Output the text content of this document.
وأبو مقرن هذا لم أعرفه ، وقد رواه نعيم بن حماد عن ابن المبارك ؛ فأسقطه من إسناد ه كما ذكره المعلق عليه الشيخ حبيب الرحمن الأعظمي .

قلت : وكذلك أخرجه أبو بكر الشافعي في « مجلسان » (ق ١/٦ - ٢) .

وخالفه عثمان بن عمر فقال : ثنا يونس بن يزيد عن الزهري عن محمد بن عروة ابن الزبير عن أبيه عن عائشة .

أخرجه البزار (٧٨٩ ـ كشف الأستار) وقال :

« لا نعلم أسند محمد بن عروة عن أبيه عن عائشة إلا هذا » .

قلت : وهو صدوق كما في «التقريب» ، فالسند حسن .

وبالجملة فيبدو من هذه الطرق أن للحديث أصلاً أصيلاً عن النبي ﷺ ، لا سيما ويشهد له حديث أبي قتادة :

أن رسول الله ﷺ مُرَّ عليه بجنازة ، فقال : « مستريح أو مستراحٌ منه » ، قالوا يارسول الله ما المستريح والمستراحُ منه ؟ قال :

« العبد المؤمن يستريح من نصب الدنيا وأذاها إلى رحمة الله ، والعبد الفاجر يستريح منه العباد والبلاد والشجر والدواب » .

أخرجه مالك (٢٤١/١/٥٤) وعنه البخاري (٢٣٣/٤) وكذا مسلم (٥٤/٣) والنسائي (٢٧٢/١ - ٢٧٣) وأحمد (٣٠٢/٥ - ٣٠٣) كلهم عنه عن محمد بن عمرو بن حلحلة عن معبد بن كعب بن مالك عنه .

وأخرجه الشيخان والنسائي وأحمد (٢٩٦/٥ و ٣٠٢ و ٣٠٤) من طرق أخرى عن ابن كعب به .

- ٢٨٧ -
##########
■ **PROBLEM**: Return all lines with the word "أبيه" in them.

■ **TASK SOLUTION**:
وخالفه عثمان بن عمر فقال : ثنا يونس بن يزيد عن الزهري عن محمد بن عروة ابن الزبير عن أبيه عن عائشة .
« لا نعلم أسند محمد بن عروة عن أبيه عن عائشة إلا هذا » .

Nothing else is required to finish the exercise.